Start DATA

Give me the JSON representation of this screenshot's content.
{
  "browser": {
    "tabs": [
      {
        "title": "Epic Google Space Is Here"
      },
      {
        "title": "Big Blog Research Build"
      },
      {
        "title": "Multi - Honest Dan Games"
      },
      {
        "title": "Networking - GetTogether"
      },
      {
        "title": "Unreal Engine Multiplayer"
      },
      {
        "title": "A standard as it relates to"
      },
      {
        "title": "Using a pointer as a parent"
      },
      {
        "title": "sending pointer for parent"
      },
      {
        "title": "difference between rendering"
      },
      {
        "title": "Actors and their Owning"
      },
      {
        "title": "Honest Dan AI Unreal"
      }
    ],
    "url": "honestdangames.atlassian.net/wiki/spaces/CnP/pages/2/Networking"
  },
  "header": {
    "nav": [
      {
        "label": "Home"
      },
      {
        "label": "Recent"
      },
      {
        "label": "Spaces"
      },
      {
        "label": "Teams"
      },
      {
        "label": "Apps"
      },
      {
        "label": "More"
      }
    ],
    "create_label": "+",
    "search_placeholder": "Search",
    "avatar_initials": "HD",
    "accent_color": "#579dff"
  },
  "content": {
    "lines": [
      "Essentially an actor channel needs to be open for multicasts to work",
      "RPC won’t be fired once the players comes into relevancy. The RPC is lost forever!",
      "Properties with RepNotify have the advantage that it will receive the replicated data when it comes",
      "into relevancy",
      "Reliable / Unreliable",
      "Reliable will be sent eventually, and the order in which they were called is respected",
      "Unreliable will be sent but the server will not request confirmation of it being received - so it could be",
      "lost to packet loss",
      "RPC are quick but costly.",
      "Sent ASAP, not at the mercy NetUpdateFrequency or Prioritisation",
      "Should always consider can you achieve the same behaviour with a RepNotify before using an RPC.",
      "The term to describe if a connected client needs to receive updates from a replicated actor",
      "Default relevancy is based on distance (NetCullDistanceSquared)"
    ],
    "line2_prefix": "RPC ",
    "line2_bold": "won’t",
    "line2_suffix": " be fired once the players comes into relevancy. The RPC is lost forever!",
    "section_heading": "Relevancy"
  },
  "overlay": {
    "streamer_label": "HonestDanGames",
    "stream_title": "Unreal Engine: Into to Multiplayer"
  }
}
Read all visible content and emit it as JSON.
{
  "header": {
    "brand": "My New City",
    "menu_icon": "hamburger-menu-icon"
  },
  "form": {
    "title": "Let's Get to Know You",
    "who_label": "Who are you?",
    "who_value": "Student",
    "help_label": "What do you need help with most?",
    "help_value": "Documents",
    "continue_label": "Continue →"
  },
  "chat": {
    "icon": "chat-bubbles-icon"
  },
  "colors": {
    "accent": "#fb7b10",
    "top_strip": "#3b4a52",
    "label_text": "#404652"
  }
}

End DATA
Start DATA

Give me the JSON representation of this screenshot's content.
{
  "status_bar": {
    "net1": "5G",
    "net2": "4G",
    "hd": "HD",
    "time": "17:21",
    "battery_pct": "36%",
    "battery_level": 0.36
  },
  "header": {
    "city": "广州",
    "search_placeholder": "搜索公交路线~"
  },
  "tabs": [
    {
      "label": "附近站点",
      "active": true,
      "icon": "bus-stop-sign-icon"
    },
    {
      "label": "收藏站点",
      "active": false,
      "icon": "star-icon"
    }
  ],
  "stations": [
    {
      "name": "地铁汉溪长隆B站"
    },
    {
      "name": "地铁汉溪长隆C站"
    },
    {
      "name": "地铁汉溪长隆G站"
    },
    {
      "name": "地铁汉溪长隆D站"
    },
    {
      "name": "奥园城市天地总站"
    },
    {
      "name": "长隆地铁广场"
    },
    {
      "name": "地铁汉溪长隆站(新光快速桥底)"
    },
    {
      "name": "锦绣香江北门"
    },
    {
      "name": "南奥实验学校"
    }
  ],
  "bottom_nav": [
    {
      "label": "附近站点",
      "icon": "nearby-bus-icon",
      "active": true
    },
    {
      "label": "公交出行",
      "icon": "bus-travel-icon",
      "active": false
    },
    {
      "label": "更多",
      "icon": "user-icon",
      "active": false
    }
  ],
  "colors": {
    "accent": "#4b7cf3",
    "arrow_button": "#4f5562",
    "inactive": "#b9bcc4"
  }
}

End DATA

SHORT TASK: Where a line above includes "players", copy that line.

RESPONSE FOR THIS EXERCISE:
      "RPC won’t be fired once the players comes into relevancy. The RPC is lost forever!",
    "line2_suffix": " be fired once the players comes into relevancy. The RPC is lost forever!",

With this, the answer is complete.